▶ [Exercise material]:

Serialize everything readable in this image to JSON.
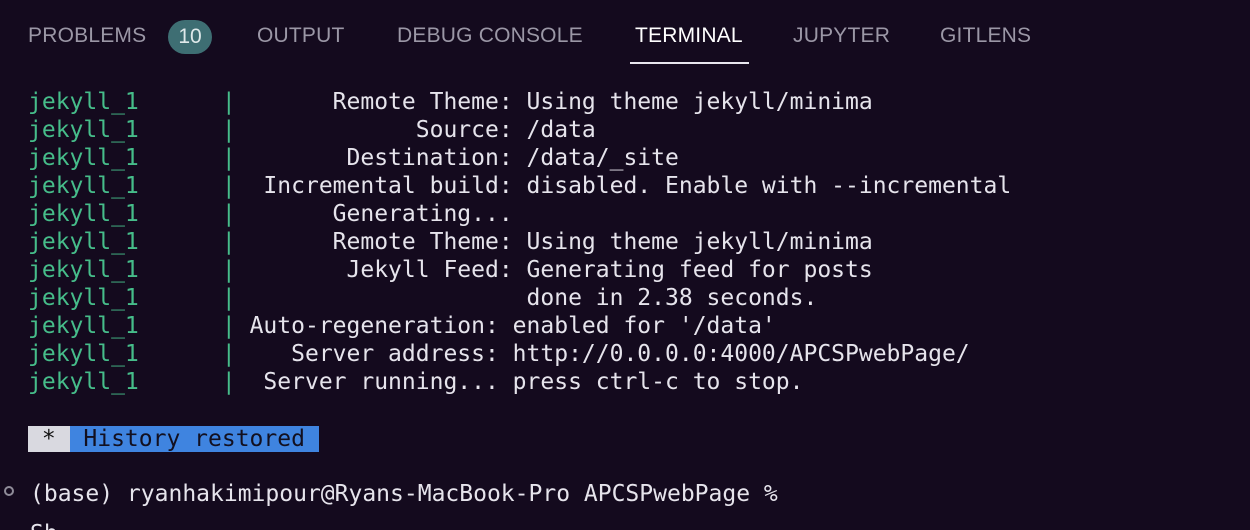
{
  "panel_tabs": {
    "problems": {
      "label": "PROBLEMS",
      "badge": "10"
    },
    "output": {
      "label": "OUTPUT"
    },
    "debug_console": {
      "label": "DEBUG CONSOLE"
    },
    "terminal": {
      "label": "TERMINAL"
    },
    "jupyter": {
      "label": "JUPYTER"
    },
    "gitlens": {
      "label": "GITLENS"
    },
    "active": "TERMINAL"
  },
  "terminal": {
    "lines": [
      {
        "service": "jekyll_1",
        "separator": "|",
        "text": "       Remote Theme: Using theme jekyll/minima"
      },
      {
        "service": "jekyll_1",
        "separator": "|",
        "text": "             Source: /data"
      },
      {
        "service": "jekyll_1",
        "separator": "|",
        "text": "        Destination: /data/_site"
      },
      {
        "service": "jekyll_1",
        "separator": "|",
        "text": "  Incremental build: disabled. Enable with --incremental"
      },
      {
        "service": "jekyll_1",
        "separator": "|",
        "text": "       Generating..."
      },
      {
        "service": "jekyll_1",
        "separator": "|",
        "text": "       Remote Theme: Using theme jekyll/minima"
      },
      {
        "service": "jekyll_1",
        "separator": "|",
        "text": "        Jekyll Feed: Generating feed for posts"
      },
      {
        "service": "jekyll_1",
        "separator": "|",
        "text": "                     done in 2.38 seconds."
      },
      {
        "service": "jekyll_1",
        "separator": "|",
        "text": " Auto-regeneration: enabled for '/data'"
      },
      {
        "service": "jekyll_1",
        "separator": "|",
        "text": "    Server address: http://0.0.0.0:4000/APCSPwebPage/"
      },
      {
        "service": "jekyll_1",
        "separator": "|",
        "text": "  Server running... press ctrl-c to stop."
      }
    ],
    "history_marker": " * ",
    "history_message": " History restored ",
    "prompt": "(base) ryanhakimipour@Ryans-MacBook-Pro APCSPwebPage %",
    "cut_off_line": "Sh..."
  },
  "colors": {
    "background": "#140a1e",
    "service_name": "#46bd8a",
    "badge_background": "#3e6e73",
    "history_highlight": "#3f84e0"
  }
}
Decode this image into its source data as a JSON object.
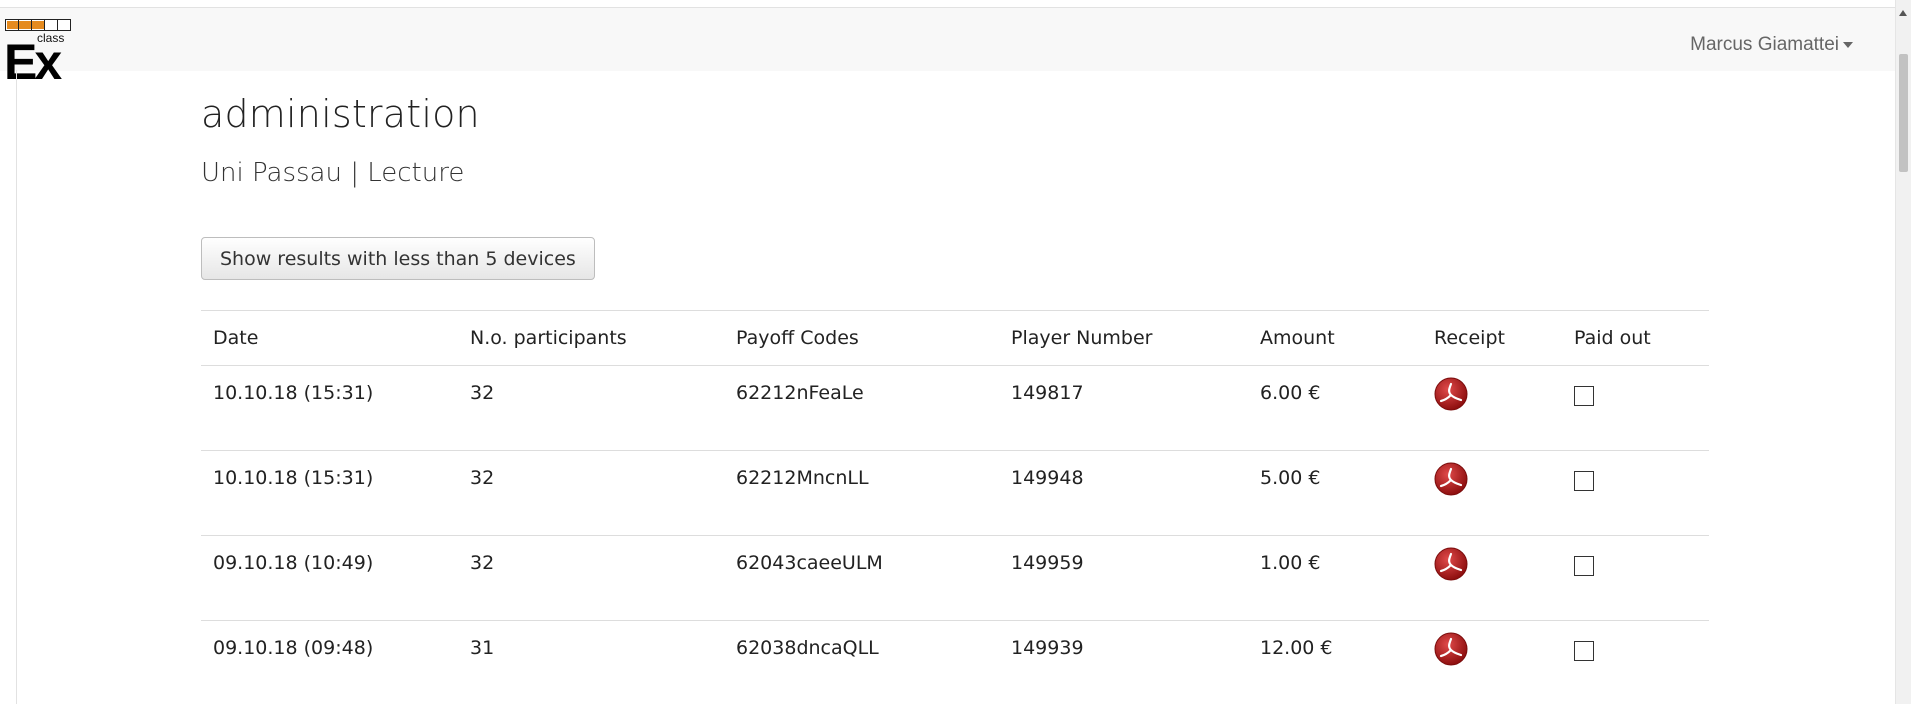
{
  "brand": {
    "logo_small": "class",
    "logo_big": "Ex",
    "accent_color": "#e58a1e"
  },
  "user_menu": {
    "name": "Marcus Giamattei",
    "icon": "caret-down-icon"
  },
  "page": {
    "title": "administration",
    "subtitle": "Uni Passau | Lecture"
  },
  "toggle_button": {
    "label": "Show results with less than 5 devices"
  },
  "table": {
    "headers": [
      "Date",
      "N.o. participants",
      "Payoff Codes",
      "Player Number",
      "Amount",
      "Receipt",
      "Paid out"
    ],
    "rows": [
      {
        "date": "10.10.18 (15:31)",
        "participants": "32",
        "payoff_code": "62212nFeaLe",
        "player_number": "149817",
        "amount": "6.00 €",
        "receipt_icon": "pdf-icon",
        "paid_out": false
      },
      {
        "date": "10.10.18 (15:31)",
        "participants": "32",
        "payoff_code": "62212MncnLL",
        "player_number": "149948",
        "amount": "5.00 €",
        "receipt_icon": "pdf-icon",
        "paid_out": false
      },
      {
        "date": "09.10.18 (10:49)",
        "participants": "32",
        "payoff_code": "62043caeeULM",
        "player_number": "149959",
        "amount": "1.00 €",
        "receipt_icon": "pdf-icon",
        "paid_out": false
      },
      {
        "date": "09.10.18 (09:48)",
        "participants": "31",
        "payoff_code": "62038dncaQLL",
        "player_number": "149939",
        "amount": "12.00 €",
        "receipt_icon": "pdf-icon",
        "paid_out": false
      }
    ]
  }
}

---

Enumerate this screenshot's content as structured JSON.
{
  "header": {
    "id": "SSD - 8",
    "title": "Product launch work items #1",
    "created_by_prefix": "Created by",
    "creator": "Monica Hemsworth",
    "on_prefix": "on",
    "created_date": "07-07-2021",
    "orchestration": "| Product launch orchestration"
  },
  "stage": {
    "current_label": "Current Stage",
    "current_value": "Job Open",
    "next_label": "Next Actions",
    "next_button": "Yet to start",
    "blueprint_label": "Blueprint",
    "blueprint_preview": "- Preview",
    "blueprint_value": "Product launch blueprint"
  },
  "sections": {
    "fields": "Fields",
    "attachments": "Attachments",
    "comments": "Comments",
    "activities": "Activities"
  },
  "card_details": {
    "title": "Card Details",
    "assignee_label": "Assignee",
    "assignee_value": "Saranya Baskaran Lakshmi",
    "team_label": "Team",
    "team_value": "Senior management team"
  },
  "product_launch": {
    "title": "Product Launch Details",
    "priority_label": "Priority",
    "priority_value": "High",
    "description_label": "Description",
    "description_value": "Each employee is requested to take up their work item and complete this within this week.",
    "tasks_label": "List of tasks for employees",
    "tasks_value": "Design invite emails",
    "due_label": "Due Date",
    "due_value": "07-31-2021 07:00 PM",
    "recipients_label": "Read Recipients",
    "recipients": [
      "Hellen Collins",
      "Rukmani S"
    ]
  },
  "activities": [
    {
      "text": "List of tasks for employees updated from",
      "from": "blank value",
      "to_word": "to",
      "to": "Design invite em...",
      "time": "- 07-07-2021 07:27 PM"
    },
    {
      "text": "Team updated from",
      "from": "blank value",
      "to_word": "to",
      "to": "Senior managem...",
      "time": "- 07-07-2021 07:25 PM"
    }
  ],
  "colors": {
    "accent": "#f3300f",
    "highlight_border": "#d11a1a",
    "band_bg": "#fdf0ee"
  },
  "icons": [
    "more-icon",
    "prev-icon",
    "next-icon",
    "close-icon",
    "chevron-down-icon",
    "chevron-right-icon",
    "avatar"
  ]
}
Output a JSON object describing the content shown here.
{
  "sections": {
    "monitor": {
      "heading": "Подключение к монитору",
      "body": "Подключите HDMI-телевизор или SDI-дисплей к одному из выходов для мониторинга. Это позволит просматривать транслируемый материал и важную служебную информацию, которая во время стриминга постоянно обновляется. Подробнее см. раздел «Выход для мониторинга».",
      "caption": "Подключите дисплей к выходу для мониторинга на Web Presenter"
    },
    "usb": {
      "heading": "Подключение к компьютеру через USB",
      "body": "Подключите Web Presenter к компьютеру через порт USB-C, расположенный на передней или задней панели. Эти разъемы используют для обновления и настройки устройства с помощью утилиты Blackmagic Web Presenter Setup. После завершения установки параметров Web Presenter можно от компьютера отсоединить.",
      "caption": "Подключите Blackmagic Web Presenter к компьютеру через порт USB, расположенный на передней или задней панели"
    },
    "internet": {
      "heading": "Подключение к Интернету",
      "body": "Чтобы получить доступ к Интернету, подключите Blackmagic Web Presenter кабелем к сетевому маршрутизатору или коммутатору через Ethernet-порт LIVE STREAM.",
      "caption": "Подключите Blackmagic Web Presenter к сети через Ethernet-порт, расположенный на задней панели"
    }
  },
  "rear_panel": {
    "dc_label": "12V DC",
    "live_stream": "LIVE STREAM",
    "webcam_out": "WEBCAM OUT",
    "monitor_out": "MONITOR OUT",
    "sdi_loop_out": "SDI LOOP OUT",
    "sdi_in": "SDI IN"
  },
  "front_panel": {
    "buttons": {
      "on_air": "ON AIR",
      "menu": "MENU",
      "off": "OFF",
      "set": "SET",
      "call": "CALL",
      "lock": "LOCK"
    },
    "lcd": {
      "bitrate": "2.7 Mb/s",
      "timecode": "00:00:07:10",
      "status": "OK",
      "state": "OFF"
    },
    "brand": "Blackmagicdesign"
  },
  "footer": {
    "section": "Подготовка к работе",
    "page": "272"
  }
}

▶ [Given exercise]:
Return each full line of the entries that contains the word "caption".

▶ [Reply to the task]:
      "caption": "Подключите дисплей к выходу для мониторинга на Web Presenter"
      "caption": "Подключите Blackmagic Web Presenter к компьютеру через порт USB, расположенный на передней или задней панели"
      "caption": "Подключите Blackmagic Web Presenter к сети через Ethernet-порт, расположенный на задней панели"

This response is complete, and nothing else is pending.